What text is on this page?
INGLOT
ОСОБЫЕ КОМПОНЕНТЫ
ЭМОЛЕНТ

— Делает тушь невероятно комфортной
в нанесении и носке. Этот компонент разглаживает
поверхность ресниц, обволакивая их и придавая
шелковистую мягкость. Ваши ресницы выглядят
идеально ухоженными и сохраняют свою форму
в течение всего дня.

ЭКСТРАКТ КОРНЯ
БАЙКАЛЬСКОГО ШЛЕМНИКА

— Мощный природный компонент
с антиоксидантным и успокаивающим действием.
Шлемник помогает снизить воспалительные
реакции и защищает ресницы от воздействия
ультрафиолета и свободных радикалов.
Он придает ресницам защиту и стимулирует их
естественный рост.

--

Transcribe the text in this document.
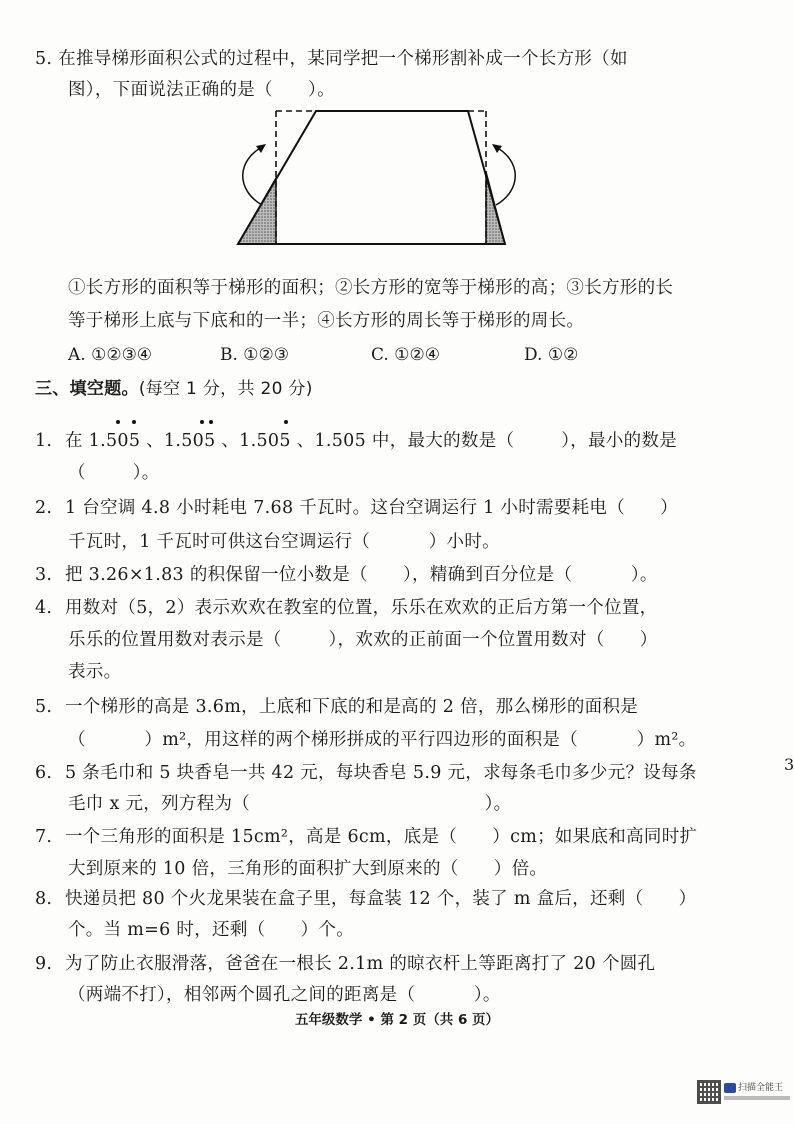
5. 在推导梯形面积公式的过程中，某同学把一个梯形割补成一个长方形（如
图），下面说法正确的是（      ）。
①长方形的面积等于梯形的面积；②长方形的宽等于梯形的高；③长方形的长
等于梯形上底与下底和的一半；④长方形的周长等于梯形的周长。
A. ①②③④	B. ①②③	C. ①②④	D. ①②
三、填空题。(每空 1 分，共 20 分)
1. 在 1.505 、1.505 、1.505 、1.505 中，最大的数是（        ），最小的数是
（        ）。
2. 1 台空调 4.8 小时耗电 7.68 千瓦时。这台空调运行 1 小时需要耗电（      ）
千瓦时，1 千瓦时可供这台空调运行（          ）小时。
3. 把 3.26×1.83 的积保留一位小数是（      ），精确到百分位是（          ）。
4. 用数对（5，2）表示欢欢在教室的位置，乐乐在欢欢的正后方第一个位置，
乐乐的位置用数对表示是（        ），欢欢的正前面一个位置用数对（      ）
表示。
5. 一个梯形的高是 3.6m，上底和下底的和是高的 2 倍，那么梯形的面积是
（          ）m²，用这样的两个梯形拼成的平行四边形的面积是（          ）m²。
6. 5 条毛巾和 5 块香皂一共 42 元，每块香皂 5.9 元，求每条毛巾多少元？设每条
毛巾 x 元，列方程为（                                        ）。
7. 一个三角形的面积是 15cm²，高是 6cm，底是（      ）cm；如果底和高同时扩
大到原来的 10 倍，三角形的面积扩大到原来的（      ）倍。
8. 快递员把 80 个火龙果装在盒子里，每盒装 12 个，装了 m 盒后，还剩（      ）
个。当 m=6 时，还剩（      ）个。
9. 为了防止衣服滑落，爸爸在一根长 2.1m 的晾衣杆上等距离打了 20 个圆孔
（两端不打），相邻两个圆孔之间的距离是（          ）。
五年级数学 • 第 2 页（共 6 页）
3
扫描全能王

§ GOAL: Copy out every line that includes the word "this".

§ OUTPUT OF THE TASK:
What text is on this page?
Transcribe the text in this document.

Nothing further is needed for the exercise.